What is being asked —
Extract the full listing below without altering a single character.

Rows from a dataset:
● ● ●
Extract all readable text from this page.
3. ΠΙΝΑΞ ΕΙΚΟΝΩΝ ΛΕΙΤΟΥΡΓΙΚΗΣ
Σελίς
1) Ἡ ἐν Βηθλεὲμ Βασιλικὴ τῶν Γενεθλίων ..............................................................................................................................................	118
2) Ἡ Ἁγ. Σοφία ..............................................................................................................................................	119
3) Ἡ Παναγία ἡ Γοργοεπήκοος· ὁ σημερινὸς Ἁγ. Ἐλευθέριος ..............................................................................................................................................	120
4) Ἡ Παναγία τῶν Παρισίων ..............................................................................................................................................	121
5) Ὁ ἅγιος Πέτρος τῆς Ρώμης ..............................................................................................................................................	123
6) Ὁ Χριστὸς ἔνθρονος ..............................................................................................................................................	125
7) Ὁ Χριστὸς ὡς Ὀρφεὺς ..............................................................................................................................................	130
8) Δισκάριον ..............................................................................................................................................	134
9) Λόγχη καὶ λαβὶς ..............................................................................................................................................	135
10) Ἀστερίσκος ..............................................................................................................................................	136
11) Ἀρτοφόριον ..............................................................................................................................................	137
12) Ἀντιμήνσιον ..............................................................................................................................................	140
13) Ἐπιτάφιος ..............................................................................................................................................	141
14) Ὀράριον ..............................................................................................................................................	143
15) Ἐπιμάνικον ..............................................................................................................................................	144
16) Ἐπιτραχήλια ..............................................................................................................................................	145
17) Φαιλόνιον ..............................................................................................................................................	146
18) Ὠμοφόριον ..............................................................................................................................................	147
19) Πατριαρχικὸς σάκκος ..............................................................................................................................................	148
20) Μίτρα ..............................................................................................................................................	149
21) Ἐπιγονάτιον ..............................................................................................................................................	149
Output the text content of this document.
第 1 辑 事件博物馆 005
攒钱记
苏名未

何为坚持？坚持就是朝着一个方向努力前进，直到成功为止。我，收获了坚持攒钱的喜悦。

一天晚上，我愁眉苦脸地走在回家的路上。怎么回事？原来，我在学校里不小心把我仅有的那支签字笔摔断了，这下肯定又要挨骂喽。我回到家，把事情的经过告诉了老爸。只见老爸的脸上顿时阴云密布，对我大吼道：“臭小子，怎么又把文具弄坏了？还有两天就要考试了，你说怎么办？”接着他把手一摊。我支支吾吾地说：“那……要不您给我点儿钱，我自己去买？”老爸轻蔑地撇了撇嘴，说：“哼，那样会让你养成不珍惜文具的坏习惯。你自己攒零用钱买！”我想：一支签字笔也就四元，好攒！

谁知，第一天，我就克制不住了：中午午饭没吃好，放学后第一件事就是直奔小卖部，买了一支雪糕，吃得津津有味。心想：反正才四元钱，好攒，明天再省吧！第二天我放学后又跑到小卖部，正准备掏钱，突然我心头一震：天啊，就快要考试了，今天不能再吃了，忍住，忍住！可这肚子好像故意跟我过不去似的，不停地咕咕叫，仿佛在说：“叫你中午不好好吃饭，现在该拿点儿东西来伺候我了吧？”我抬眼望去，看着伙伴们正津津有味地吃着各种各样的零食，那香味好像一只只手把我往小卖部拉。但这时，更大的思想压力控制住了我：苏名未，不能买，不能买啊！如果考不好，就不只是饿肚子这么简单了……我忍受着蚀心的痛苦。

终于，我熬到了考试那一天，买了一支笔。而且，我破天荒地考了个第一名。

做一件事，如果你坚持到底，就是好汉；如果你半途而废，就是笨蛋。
● ● ●
Task result —
Extract all readable text from this page.
3. ΠΙΝΑΞ ΕΙΚΟΝΩΝ ΛΕΙΤΟΥΡΓΙΚΗΣ
Σελίς
1) Ἡ ἐν Βηθλεὲμ Βασιλικὴ τῶν Γενεθλίων ..............................................................................................................................................	118
2) Ἡ Ἁγ. Σοφία ..............................................................................................................................................	119
3) Ἡ Παναγία ἡ Γοργοεπήκοος· ὁ σημερινὸς Ἁγ. Ἐλευθέριος ..............................................................................................................................................	120
4) Ἡ Παναγία τῶν Παρισίων ..............................................................................................................................................	121
5) Ὁ ἅγιος Πέτρος τῆς Ρώμης ..............................................................................................................................................	123
6) Ὁ Χριστὸς ἔνθρονος ..............................................................................................................................................	125
7) Ὁ Χριστὸς ὡς Ὀρφεὺς ..............................................................................................................................................	130
8) Δισκάριον ..............................................................................................................................................	134
9) Λόγχη καὶ λαβὶς ..............................................................................................................................................	135
10) Ἀστερίσκος ..............................................................................................................................................	136
11) Ἀρτοφόριον ..............................................................................................................................................	137
12) Ἀντιμήνσιον ..............................................................................................................................................	140
13) Ἐπιτάφιος ..............................................................................................................................................	141
14) Ὀράριον ..............................................................................................................................................	143
15) Ἐπιμάνικον ..............................................................................................................................................	144
16) Ἐπιτραχήλια ..............................................................................................................................................	145
17) Φαιλόνιον ..............................................................................................................................................	146
18) Ὠμοφόριον ..............................................................................................................................................	147
19) Πατριαρχικὸς σάκκος ..............................................................................................................................................	148
20) Μίτρα ..............................................................................................................................................	149
21) Ἐπιγονάτιον ..............................................................................................................................................	149
Output the text content of this document.
第 1 辑 事件博物馆 005
攒钱记
苏名未

何为坚持？坚持就是朝着一个方向努力前进，直到成功为止。我，收获了坚持攒钱的喜悦。

一天晚上，我愁眉苦脸地走在回家的路上。怎么回事？原来，我在学校里不小心把我仅有的那支签字笔摔断了，这下肯定又要挨骂喽。我回到家，把事情的经过告诉了老爸。只见老爸的脸上顿时阴云密布，对我大吼道：“臭小子，怎么又把文具弄坏了？还有两天就要考试了，你说怎么办？”接着他把手一摊。我支支吾吾地说：“那……要不您给我点儿钱，我自己去买？”老爸轻蔑地撇了撇嘴，说：“哼，那样会让你养成不珍惜文具的坏习惯。你自己攒零用钱买！”我想：一支签字笔也就四元，好攒！

谁知，第一天，我就克制不住了：中午午饭没吃好，放学后第一件事就是直奔小卖部，买了一支雪糕，吃得津津有味。心想：反正才四元钱，好攒，明天再省吧！第二天我放学后又跑到小卖部，正准备掏钱，突然我心头一震：天啊，就快要考试了，今天不能再吃了，忍住，忍住！可这肚子好像故意跟我过不去似的，不停地咕咕叫，仿佛在说：“叫你中午不好好吃饭，现在该拿点儿东西来伺候我了吧？”我抬眼望去，看着伙伴们正津津有味地吃着各种各样的零食，那香味好像一只只手把我往小卖部拉。但这时，更大的思想压力控制住了我：苏名未，不能买，不能买啊！如果考不好，就不只是饿肚子这么简单了……我忍受着蚀心的痛苦。

终于，我熬到了考试那一天，买了一支笔。而且，我破天荒地考了个第一名。

做一件事，如果你坚持到底，就是好汉；如果你半途而废，就是笨蛋。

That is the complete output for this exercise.